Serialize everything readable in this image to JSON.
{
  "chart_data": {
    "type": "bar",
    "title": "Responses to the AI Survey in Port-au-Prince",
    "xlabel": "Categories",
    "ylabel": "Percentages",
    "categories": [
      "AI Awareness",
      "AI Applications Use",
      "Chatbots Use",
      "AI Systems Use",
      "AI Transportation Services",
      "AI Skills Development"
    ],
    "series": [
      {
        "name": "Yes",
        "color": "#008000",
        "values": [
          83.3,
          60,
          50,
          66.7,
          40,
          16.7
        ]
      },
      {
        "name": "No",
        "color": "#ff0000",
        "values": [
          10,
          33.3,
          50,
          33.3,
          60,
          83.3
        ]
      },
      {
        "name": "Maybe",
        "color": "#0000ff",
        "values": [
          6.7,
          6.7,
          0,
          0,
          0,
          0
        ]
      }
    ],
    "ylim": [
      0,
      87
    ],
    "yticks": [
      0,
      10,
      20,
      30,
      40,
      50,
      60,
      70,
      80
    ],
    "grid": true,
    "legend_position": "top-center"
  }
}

******************************

# [TASK TO COMPLETE]
Quote all the records exactly, please, leaving none out.

# [EXERCISE RESPONSE]
Serialize everything readable in this image to JSON.
{
  "chart_data": {
    "type": "bar",
    "title": "Responses to the AI Survey in Port-au-Prince",
    "xlabel": "Categories",
    "ylabel": "Percentages",
    "categories": [
      "AI Awareness",
      "AI Applications Use",
      "Chatbots Use",
      "AI Systems Use",
      "AI Transportation Services",
      "AI Skills Development"
    ],
    "series": [
      {
        "name": "Yes",
        "color": "#008000",
        "values": [
          83.3,
          60,
          50,
          66.7,
          40,
          16.7
        ]
      },
      {
        "name": "No",
        "color": "#ff0000",
        "values": [
          10,
          33.3,
          50,
          33.3,
          60,
          83.3
        ]
      },
      {
        "name": "Maybe",
        "color": "#0000ff",
        "values": [
          6.7,
          6.7,
          0,
          0,
          0,
          0
        ]
      }
    ],
    "ylim": [
      0,
      87
    ],
    "yticks": [
      0,
      10,
      20,
      30,
      40,
      50,
      60,
      70,
      80
    ],
    "grid": true,
    "legend_position": "top-center"
  }
}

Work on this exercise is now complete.